**Task statement:** Find how many lines contain the word "difficult" and state that number alone.
**** Record extracts ****
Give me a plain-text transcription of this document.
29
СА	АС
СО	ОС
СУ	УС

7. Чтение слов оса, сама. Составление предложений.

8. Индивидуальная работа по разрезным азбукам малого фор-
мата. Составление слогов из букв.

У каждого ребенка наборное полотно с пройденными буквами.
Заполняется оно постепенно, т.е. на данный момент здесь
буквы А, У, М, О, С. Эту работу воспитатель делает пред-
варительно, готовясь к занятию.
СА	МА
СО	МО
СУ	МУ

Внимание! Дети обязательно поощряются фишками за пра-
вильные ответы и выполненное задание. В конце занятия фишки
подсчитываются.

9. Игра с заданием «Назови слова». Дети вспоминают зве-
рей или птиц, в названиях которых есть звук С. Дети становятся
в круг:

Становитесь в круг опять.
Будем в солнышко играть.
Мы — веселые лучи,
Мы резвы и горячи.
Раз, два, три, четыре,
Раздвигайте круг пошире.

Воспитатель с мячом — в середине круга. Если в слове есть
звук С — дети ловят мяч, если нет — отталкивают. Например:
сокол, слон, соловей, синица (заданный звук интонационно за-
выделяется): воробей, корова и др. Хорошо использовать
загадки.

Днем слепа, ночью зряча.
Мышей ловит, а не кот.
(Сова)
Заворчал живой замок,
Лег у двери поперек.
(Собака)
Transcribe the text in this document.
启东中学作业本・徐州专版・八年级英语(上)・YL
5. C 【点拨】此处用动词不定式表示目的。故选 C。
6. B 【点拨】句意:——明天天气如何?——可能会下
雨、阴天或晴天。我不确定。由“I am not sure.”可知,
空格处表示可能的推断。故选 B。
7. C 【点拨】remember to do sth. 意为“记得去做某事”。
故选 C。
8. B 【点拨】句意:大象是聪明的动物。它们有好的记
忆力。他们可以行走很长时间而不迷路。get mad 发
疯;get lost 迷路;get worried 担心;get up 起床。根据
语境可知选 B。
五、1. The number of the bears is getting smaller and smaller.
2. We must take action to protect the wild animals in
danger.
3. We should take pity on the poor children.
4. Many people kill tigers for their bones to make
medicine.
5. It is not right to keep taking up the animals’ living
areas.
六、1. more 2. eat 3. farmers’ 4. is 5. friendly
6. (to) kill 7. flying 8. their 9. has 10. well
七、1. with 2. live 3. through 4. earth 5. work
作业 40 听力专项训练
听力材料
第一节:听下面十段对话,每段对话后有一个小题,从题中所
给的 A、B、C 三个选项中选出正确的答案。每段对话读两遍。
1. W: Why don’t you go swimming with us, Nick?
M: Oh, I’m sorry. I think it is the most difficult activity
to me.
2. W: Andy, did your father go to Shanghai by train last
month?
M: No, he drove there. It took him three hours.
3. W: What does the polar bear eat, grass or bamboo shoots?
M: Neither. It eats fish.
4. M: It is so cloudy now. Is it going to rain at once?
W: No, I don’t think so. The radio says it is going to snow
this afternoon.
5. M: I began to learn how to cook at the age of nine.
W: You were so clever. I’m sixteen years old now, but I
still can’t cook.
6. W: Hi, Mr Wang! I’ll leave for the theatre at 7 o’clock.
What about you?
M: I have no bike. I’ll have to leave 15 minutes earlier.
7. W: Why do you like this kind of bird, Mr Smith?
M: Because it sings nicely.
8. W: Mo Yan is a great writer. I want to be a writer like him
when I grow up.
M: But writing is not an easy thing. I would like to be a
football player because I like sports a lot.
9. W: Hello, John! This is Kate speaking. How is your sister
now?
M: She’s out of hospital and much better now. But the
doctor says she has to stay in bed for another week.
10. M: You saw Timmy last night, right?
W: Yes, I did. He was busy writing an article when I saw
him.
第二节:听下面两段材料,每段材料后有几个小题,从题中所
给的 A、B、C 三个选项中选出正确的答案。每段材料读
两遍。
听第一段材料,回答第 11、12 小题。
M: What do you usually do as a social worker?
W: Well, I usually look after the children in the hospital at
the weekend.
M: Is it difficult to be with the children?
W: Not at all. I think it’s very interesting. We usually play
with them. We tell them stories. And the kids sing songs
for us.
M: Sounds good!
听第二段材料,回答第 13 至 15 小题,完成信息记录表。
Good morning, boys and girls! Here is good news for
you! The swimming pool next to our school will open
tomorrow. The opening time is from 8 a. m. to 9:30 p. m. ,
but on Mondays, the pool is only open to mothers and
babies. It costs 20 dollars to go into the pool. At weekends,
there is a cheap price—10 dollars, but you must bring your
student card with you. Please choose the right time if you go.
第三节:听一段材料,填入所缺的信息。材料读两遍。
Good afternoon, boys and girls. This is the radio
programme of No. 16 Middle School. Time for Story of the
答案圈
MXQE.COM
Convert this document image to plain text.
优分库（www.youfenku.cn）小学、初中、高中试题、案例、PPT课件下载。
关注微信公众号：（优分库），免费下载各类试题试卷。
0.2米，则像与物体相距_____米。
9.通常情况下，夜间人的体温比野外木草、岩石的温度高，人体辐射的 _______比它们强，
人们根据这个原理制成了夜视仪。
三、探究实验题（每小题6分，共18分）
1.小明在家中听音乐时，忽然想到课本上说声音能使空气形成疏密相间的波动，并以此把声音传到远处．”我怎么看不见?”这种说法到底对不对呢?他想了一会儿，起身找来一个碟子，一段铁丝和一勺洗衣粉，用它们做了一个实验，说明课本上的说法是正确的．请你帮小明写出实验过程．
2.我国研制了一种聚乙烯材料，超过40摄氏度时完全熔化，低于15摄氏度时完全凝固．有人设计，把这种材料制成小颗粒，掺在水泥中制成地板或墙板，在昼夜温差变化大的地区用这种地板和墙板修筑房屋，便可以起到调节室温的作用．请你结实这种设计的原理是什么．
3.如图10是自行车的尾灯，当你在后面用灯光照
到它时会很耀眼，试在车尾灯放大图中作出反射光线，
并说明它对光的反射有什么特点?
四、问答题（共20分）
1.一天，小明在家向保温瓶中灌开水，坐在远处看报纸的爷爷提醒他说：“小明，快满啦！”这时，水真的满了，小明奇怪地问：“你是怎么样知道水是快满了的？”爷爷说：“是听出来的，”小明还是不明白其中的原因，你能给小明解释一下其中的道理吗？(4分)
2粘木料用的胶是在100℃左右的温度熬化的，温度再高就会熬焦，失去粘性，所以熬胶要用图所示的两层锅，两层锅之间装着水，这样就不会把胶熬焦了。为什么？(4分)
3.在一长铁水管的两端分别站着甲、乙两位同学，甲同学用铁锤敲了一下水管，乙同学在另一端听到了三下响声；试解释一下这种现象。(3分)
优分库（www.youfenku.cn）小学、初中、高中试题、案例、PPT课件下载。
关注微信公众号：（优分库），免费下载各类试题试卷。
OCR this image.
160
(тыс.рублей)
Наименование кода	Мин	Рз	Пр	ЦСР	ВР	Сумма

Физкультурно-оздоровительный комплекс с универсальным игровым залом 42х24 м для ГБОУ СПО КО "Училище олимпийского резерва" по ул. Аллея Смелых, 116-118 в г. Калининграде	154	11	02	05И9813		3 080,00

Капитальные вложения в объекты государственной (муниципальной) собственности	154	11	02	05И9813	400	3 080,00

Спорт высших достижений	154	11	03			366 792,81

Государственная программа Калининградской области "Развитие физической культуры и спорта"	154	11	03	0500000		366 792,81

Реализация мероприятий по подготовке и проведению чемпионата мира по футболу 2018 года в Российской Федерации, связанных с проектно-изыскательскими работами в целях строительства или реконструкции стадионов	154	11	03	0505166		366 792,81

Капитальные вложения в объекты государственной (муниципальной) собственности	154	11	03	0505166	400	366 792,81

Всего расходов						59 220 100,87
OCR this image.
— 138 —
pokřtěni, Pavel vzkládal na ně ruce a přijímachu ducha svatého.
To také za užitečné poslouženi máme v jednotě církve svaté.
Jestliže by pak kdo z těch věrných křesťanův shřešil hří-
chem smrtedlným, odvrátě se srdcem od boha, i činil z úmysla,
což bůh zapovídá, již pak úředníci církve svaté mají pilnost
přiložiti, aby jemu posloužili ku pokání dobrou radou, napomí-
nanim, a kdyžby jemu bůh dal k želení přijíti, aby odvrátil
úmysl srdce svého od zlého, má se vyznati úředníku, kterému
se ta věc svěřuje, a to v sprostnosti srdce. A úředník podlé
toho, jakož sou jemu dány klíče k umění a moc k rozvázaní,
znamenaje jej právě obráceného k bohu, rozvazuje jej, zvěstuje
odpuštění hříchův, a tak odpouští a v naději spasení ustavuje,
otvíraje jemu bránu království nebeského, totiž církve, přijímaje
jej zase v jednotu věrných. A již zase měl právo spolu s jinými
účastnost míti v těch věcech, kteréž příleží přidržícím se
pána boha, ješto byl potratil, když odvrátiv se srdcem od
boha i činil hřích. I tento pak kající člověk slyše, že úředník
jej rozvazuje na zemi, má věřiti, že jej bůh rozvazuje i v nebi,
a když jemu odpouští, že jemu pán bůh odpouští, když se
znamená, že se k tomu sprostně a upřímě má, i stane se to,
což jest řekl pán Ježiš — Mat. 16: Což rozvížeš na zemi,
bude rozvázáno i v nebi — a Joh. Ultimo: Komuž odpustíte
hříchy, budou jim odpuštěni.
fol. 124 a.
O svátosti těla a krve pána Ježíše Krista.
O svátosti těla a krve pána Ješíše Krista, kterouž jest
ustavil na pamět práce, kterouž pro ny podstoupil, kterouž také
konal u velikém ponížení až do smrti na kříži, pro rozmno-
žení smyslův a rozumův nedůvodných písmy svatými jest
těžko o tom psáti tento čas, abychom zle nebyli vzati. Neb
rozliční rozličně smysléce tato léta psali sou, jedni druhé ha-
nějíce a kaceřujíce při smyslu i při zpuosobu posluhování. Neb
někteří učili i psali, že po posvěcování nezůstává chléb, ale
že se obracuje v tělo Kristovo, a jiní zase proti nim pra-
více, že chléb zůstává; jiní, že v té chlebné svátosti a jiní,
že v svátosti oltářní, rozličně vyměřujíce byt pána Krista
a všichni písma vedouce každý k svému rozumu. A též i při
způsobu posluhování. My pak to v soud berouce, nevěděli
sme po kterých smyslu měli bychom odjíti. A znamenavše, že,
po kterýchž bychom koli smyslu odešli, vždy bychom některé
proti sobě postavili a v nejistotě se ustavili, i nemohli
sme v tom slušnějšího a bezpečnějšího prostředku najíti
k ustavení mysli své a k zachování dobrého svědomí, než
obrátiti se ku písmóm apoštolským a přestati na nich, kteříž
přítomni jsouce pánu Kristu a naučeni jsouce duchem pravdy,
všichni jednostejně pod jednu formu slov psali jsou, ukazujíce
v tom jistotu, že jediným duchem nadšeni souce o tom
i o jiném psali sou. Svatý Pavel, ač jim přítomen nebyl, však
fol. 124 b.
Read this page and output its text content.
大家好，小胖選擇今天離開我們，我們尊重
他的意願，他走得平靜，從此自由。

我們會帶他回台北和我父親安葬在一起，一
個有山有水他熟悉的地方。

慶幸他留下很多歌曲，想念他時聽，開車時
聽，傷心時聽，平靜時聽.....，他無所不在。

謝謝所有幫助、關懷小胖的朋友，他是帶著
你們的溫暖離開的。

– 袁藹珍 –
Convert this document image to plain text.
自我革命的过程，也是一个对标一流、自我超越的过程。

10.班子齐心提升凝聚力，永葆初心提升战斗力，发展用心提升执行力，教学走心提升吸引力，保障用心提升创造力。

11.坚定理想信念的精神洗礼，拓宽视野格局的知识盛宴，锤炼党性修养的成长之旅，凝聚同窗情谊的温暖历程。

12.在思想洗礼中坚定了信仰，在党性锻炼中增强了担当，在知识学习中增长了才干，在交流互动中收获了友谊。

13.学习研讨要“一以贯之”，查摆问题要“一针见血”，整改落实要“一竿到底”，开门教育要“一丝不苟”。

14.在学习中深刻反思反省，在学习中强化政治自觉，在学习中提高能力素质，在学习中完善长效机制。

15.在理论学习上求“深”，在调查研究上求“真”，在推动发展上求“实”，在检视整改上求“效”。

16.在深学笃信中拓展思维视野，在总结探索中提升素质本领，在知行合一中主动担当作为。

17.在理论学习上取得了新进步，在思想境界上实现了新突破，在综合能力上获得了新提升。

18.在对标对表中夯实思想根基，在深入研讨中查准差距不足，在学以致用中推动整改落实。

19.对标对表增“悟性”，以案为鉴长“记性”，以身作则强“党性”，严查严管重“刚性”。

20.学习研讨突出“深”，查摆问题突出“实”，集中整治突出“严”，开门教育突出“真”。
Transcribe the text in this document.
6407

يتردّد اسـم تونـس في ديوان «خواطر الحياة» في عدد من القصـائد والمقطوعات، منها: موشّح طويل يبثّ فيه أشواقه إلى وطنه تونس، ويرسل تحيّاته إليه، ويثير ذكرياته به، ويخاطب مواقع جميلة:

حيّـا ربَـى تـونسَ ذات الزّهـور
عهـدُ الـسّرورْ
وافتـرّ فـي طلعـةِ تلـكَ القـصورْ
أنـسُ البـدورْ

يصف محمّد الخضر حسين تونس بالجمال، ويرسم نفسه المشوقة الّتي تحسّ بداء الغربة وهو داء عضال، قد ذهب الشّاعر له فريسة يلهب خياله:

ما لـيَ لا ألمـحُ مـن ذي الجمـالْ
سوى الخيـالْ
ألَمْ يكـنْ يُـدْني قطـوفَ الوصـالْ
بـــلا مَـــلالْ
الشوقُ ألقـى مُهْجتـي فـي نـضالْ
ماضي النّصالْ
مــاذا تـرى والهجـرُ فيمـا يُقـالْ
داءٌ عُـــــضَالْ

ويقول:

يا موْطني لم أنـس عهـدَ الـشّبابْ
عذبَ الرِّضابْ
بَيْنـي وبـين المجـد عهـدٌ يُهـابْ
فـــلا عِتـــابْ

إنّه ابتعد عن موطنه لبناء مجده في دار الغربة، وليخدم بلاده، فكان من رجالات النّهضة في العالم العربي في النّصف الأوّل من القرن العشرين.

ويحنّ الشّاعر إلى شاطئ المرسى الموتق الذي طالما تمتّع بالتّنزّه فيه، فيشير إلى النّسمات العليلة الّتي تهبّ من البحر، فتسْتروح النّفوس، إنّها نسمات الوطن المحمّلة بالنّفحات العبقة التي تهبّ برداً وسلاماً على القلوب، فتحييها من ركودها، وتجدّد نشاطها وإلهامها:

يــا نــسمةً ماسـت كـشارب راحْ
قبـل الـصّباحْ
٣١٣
****
**Expected output:** 2